◆ Goal ◆
Your task is to repeat the lines below exactly, excluding any pictures they contain.

━━━━━━━━━━━━━━━━━━━━━━━━━━━━━━

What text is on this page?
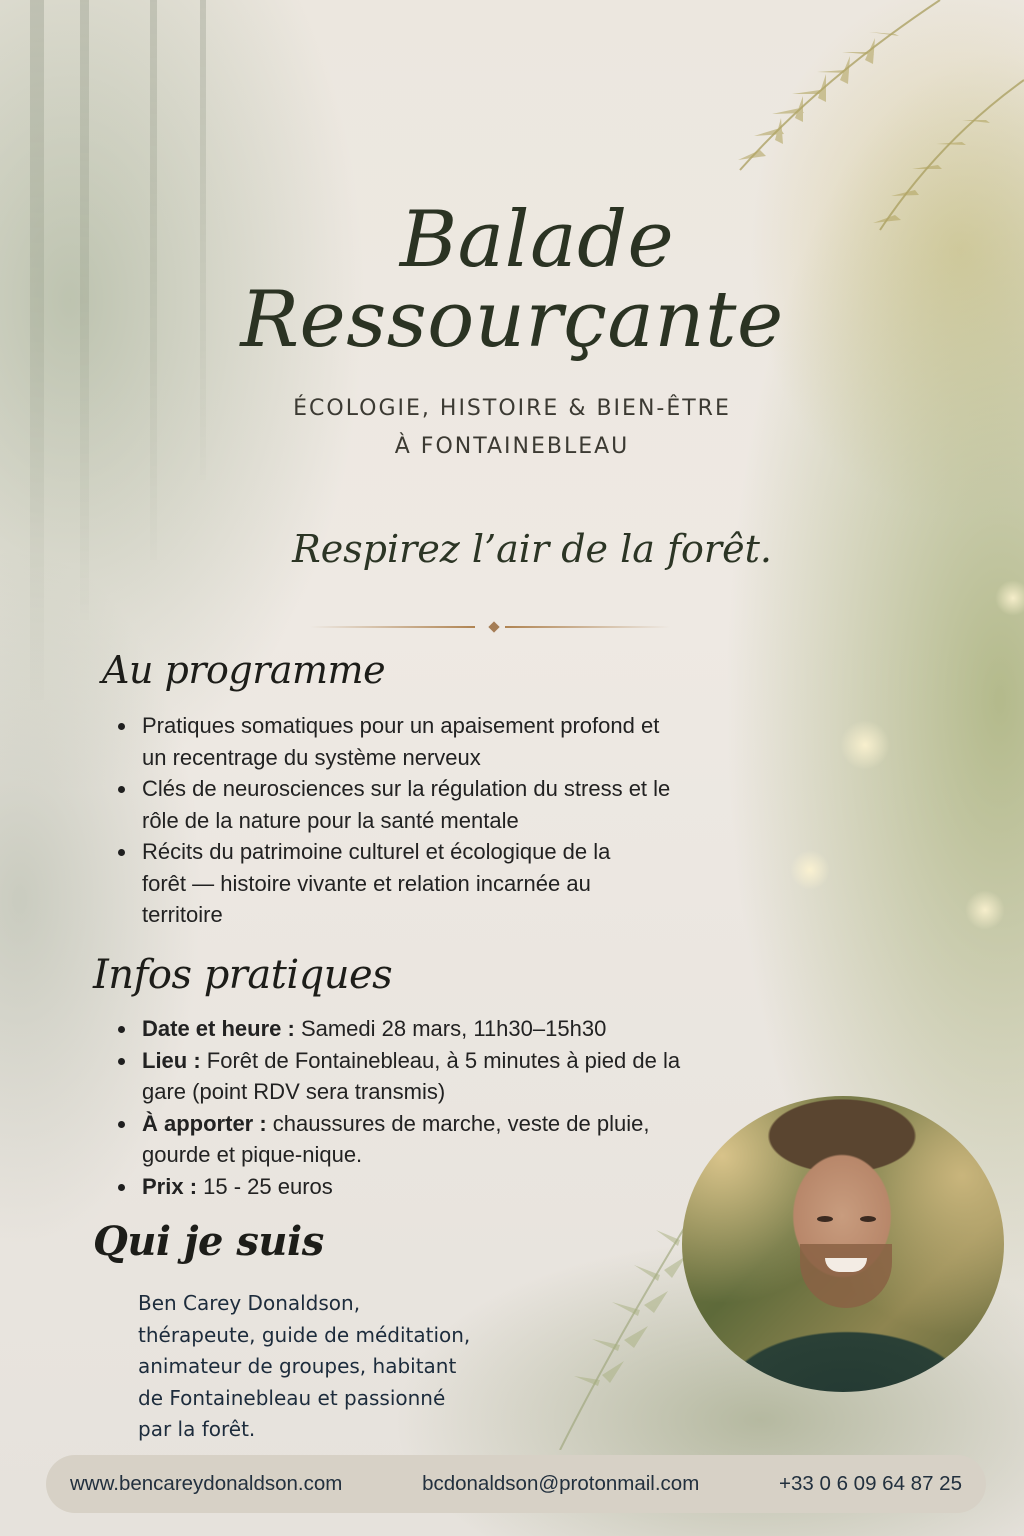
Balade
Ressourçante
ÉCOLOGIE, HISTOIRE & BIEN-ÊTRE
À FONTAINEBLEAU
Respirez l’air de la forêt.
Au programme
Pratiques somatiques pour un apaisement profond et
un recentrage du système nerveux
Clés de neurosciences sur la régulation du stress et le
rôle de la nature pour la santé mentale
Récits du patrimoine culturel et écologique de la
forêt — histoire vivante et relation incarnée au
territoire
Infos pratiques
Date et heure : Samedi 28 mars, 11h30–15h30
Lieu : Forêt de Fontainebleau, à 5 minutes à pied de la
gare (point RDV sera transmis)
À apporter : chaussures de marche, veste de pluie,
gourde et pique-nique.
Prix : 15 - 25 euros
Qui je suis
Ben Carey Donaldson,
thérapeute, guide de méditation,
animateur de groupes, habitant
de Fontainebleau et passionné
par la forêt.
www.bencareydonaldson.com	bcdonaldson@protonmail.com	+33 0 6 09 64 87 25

━━━━━━━━━━━━━━━━━━━━━━━━━━━━━━

◆ Complete answer ◆
What text is on this page?
Balade
Ressourçante
ÉCOLOGIE, HISTOIRE & BIEN-ÊTRE
À FONTAINEBLEAU
Respirez l’air de la forêt.
Au programme
Pratiques somatiques pour un apaisement profond et
un recentrage du système nerveux
Clés de neurosciences sur la régulation du stress et le
rôle de la nature pour la santé mentale
Récits du patrimoine culturel et écologique de la
forêt — histoire vivante et relation incarnée au
territoire
Infos pratiques
Date et heure : Samedi 28 mars, 11h30–15h30
Lieu : Forêt de Fontainebleau, à 5 minutes à pied de la
gare (point RDV sera transmis)
À apporter : chaussures de marche, veste de pluie,
gourde et pique-nique.
Prix : 15 - 25 euros
Qui je suis
Ben Carey Donaldson,
thérapeute, guide de méditation,
animateur de groupes, habitant
de Fontainebleau et passionné
par la forêt.
www.bencareydonaldson.com	bcdonaldson@protonmail.com	+33 0 6 09 64 87 25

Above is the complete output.